Written instruction =>
Extract all of the entries and give them again, word for word.

Records from a data source
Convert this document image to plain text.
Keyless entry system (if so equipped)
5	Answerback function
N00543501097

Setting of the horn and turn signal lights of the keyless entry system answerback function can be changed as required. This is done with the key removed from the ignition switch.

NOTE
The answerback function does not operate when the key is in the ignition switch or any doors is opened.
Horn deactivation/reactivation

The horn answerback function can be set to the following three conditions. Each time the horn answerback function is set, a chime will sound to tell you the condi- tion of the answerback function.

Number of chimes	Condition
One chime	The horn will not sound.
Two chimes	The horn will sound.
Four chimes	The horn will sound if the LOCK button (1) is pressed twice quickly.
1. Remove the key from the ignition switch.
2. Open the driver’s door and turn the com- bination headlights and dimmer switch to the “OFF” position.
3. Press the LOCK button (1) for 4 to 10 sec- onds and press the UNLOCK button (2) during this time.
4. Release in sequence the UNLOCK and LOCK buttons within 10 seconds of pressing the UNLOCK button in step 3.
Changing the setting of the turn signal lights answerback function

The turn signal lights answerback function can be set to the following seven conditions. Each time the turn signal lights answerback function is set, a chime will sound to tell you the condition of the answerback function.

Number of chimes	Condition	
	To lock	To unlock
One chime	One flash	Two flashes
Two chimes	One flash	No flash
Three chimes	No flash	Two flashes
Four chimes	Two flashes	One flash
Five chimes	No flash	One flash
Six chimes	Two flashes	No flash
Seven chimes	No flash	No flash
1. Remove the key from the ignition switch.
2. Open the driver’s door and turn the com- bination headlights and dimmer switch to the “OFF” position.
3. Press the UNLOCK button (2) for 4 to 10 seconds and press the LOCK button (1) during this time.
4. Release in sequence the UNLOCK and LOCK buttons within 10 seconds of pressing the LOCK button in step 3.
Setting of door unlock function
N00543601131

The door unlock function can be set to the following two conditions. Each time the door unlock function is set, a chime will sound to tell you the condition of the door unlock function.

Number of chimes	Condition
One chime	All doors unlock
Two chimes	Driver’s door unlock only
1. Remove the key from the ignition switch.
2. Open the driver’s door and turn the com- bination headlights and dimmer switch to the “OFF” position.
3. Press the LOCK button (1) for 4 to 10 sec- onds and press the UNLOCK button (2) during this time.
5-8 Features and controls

Answer for this exercise =>
Convert this document image to plain text.
Keyless entry system (if so equipped)
5	Answerback function
N00543501097

Setting of the horn and turn signal lights of the keyless entry system answerback function can be changed as required. This is done with the key removed from the ignition switch.

NOTE
The answerback function does not operate when the key is in the ignition switch or any doors is opened.
Horn deactivation/reactivation

The horn answerback function can be set to the following three conditions. Each time the horn answerback function is set, a chime will sound to tell you the condi- tion of the answerback function.

Number of chimes	Condition
One chime	The horn will not sound.
Two chimes	The horn will sound.
Four chimes	The horn will sound if the LOCK button (1) is pressed twice quickly.
1. Remove the key from the ignition switch.
2. Open the driver’s door and turn the com- bination headlights and dimmer switch to the “OFF” position.
3. Press the LOCK button (1) for 4 to 10 sec- onds and press the UNLOCK button (2) during this time.
4. Release in sequence the UNLOCK and LOCK buttons within 10 seconds of pressing the UNLOCK button in step 3.
Changing the setting of the turn signal lights answerback function

The turn signal lights answerback function can be set to the following seven conditions. Each time the turn signal lights answerback function is set, a chime will sound to tell you the condition of the answerback function.

Number of chimes	Condition	
	To lock	To unlock
One chime	One flash	Two flashes
Two chimes	One flash	No flash
Three chimes	No flash	Two flashes
Four chimes	Two flashes	One flash
Five chimes	No flash	One flash
Six chimes	Two flashes	No flash
Seven chimes	No flash	No flash
1. Remove the key from the ignition switch.
2. Open the driver’s door and turn the com- bination headlights and dimmer switch to the “OFF” position.
3. Press the UNLOCK button (2) for 4 to 10 seconds and press the LOCK button (1) during this time.
4. Release in sequence the UNLOCK and LOCK buttons within 10 seconds of pressing the LOCK button in step 3.
Setting of door unlock function
N00543601131

The door unlock function can be set to the following two conditions. Each time the door unlock function is set, a chime will sound to tell you the condition of the door unlock function.

Number of chimes	Condition
One chime	All doors unlock
Two chimes	Driver’s door unlock only
1. Remove the key from the ignition switch.
2. Open the driver’s door and turn the com- bination headlights and dimmer switch to the “OFF” position.
3. Press the LOCK button (1) for 4 to 10 sec- onds and press the UNLOCK button (2) during this time.
5-8 Features and controls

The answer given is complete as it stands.